- RECORD EXCERPTS
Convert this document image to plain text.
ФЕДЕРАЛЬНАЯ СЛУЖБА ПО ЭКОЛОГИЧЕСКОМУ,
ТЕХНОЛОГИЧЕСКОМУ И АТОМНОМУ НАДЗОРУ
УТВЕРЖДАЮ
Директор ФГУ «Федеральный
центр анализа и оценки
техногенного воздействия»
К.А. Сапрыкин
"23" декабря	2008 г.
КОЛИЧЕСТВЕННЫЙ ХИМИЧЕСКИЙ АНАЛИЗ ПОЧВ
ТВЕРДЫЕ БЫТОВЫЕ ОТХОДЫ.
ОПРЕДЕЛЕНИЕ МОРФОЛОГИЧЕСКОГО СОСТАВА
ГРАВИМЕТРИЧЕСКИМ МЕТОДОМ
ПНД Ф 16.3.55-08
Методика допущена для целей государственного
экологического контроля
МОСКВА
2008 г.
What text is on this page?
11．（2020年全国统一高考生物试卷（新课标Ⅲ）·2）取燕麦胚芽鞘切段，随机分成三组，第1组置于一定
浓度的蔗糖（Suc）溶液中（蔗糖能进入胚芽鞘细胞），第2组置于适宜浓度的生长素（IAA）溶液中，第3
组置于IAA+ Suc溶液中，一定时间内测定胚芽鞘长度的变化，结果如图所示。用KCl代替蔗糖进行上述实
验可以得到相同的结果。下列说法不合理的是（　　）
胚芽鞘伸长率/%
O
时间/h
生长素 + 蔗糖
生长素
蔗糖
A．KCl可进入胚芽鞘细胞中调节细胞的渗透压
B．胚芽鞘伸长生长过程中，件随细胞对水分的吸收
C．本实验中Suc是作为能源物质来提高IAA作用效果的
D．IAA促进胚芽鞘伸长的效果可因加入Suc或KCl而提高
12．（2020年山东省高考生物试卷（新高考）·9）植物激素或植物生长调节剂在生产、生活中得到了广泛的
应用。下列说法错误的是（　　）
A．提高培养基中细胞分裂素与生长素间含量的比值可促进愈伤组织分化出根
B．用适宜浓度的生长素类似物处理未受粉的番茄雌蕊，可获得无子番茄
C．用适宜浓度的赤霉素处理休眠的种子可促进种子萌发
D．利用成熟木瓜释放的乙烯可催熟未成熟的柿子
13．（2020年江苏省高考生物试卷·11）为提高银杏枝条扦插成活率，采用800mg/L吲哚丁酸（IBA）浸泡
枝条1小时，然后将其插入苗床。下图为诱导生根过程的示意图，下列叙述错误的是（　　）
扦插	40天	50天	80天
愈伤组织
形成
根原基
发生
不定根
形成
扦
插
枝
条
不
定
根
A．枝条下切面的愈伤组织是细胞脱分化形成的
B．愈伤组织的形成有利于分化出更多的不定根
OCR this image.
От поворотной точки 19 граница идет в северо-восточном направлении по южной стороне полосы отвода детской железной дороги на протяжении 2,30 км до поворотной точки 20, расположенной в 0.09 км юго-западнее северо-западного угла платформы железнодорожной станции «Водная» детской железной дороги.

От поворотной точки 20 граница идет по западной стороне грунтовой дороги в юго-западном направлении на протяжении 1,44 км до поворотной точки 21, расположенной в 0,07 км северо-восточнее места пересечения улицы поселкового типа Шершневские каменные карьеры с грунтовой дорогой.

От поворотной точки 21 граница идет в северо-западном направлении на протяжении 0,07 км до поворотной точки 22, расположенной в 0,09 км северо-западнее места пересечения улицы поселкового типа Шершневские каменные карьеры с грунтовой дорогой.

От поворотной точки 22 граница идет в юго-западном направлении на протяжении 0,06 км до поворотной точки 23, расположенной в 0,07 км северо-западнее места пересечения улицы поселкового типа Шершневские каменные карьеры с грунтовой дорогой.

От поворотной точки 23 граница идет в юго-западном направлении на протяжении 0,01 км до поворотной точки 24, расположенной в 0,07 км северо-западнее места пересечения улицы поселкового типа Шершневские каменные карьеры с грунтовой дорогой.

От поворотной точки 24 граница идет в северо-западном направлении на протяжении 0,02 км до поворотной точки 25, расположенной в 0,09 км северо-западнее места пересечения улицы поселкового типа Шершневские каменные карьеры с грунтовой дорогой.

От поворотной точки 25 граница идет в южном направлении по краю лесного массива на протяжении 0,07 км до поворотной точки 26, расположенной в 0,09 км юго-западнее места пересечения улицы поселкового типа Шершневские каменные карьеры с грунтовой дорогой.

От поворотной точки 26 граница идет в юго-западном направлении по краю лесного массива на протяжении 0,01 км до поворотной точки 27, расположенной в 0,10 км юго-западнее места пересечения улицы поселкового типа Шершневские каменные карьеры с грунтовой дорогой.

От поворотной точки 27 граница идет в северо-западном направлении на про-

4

- JOB
From the listing above, reproduce all the lines exactly.

- SOLUTION TO THE PROBLEM
Convert this document image to plain text.
ФЕДЕРАЛЬНАЯ СЛУЖБА ПО ЭКОЛОГИЧЕСКОМУ,
ТЕХНОЛОГИЧЕСКОМУ И АТОМНОМУ НАДЗОРУ
УТВЕРЖДАЮ
Директор ФГУ «Федеральный
центр анализа и оценки
техногенного воздействия»
К.А. Сапрыкин
"23" декабря	2008 г.
КОЛИЧЕСТВЕННЫЙ ХИМИЧЕСКИЙ АНАЛИЗ ПОЧВ
ТВЕРДЫЕ БЫТОВЫЕ ОТХОДЫ.
ОПРЕДЕЛЕНИЕ МОРФОЛОГИЧЕСКОГО СОСТАВА
ГРАВИМЕТРИЧЕСКИМ МЕТОДОМ
ПНД Ф 16.3.55-08
Методика допущена для целей государственного
экологического контроля
МОСКВА
2008 г.
What text is on this page?
11．（2020年全国统一高考生物试卷（新课标Ⅲ）·2）取燕麦胚芽鞘切段，随机分成三组，第1组置于一定
浓度的蔗糖（Suc）溶液中（蔗糖能进入胚芽鞘细胞），第2组置于适宜浓度的生长素（IAA）溶液中，第3
组置于IAA+ Suc溶液中，一定时间内测定胚芽鞘长度的变化，结果如图所示。用KCl代替蔗糖进行上述实
验可以得到相同的结果。下列说法不合理的是（　　）
胚芽鞘伸长率/%
O
时间/h
生长素 + 蔗糖
生长素
蔗糖
A．KCl可进入胚芽鞘细胞中调节细胞的渗透压
B．胚芽鞘伸长生长过程中，件随细胞对水分的吸收
C．本实验中Suc是作为能源物质来提高IAA作用效果的
D．IAA促进胚芽鞘伸长的效果可因加入Suc或KCl而提高
12．（2020年山东省高考生物试卷（新高考）·9）植物激素或植物生长调节剂在生产、生活中得到了广泛的
应用。下列说法错误的是（　　）
A．提高培养基中细胞分裂素与生长素间含量的比值可促进愈伤组织分化出根
B．用适宜浓度的生长素类似物处理未受粉的番茄雌蕊，可获得无子番茄
C．用适宜浓度的赤霉素处理休眠的种子可促进种子萌发
D．利用成熟木瓜释放的乙烯可催熟未成熟的柿子
13．（2020年江苏省高考生物试卷·11）为提高银杏枝条扦插成活率，采用800mg/L吲哚丁酸（IBA）浸泡
枝条1小时，然后将其插入苗床。下图为诱导生根过程的示意图，下列叙述错误的是（　　）
扦插	40天	50天	80天
愈伤组织
形成
根原基
发生
不定根
形成
扦
插
枝
条
不
定
根
A．枝条下切面的愈伤组织是细胞脱分化形成的
B．愈伤组织的形成有利于分化出更多的不定根
OCR this image.
От поворотной точки 19 граница идет в северо-восточном направлении по южной стороне полосы отвода детской железной дороги на протяжении 2,30 км до поворотной точки 20, расположенной в 0.09 км юго-западнее северо-западного угла платформы железнодорожной станции «Водная» детской железной дороги.

От поворотной точки 20 граница идет по западной стороне грунтовой дороги в юго-западном направлении на протяжении 1,44 км до поворотной точки 21, расположенной в 0,07 км северо-восточнее места пересечения улицы поселкового типа Шершневские каменные карьеры с грунтовой дорогой.

От поворотной точки 21 граница идет в северо-западном направлении на протяжении 0,07 км до поворотной точки 22, расположенной в 0,09 км северо-западнее места пересечения улицы поселкового типа Шершневские каменные карьеры с грунтовой дорогой.

От поворотной точки 22 граница идет в юго-западном направлении на протяжении 0,06 км до поворотной точки 23, расположенной в 0,07 км северо-западнее места пересечения улицы поселкового типа Шершневские каменные карьеры с грунтовой дорогой.

От поворотной точки 23 граница идет в юго-западном направлении на протяжении 0,01 км до поворотной точки 24, расположенной в 0,07 км северо-западнее места пересечения улицы поселкового типа Шершневские каменные карьеры с грунтовой дорогой.

От поворотной точки 24 граница идет в северо-западном направлении на протяжении 0,02 км до поворотной точки 25, расположенной в 0,09 км северо-западнее места пересечения улицы поселкового типа Шершневские каменные карьеры с грунтовой дорогой.

От поворотной точки 25 граница идет в южном направлении по краю лесного массива на протяжении 0,07 км до поворотной точки 26, расположенной в 0,09 км юго-западнее места пересечения улицы поселкового типа Шершневские каменные карьеры с грунтовой дорогой.

От поворотной точки 26 граница идет в юго-западном направлении по краю лесного массива на протяжении 0,01 км до поворотной точки 27, расположенной в 0,10 км юго-западнее места пересечения улицы поселкового типа Шершневские каменные карьеры с грунтовой дорогой.

От поворотной точки 27 граница идет в северо-западном направлении на про-

4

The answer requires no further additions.